Dataset rows:
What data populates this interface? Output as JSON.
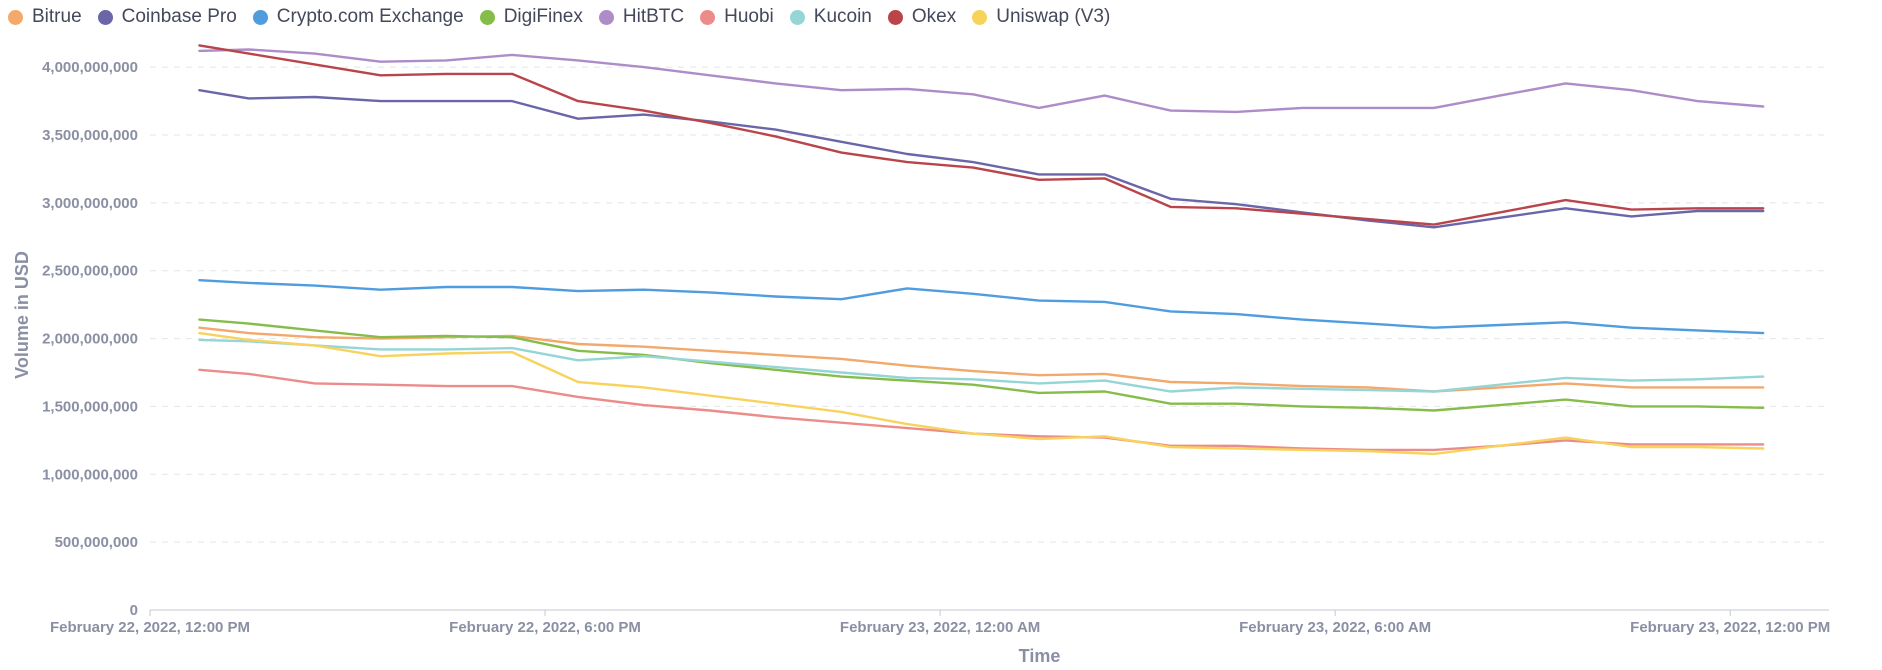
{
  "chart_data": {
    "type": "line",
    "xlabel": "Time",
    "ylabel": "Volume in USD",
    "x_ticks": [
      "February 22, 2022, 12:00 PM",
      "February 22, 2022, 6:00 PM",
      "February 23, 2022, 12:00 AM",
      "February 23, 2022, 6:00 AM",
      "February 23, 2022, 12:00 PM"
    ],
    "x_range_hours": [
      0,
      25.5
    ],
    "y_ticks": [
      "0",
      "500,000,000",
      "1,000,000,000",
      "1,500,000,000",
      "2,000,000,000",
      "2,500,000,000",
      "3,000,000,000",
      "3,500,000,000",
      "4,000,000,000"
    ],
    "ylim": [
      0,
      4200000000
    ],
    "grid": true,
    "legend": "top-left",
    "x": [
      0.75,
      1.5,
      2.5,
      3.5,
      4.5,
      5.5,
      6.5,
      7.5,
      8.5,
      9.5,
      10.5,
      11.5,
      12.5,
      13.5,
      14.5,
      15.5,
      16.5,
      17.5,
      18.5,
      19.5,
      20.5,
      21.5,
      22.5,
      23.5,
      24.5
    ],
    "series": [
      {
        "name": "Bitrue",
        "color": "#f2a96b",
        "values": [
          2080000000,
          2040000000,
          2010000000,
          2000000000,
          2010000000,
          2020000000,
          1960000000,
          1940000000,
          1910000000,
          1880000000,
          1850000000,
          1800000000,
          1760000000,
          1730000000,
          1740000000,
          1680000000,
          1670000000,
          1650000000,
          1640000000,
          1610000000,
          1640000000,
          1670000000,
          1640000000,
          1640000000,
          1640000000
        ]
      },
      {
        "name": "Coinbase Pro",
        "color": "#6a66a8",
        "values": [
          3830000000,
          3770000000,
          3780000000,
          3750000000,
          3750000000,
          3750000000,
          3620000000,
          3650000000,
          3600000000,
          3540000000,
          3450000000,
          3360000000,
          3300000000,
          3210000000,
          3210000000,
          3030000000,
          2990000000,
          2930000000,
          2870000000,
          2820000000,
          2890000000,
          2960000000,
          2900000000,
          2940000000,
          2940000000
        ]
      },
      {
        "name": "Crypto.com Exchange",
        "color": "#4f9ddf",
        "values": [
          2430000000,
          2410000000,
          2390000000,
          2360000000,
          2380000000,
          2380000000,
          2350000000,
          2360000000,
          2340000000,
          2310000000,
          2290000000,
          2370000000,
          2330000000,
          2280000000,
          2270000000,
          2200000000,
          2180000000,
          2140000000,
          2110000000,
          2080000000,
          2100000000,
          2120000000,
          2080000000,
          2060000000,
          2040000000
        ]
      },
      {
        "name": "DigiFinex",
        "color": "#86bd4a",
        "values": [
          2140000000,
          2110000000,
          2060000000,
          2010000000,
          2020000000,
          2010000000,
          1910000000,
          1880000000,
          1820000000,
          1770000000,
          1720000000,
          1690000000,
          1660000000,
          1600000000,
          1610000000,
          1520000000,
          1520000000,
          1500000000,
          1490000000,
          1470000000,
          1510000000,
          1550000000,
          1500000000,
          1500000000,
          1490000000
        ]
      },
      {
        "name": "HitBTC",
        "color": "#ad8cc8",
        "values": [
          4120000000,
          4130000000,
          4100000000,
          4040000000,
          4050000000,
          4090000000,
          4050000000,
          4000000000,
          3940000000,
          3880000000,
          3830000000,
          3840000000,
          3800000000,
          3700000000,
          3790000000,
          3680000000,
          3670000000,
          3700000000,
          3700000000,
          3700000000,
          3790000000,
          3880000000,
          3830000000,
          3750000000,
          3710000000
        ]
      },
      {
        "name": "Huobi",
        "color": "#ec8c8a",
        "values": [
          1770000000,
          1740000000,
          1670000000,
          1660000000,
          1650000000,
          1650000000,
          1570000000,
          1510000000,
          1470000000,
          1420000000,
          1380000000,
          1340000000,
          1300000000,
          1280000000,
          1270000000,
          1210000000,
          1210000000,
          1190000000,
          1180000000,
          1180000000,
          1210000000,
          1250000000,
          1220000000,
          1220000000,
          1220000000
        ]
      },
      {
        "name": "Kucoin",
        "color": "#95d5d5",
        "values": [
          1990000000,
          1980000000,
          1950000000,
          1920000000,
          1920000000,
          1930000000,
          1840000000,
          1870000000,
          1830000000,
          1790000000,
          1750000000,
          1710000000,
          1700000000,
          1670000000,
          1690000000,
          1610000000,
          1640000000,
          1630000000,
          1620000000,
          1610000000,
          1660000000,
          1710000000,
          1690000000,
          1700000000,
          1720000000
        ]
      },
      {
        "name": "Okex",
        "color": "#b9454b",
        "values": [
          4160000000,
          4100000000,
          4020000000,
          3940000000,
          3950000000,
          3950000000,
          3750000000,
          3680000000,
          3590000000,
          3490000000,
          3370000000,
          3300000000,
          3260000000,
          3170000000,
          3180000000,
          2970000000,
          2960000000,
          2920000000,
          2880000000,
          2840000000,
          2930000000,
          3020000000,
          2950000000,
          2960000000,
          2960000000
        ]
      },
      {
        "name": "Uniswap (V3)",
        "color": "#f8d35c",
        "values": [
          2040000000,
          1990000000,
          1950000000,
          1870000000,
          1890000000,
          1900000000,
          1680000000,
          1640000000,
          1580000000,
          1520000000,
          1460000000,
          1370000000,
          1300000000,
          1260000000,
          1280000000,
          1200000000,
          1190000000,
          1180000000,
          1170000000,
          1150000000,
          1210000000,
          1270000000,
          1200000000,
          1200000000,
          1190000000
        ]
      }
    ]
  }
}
==
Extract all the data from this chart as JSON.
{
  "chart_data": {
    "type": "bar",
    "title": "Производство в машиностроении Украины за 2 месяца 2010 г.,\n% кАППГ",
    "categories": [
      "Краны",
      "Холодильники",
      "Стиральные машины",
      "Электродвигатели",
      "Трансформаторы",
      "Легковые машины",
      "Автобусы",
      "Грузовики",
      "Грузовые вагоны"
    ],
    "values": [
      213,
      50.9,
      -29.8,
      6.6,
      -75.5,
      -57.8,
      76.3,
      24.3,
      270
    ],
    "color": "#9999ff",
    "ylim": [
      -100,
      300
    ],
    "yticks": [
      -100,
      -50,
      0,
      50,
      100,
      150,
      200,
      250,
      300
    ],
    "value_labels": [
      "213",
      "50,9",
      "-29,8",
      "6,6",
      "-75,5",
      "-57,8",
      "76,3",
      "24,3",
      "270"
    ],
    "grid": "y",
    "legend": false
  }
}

WHAT YOU WILL DO –
Select all lines in the listing that include the word "JSON".

EXERCISE SOLUTION –
What data populates this interface? Output as JSON.
Extract all the data from this chart as JSON.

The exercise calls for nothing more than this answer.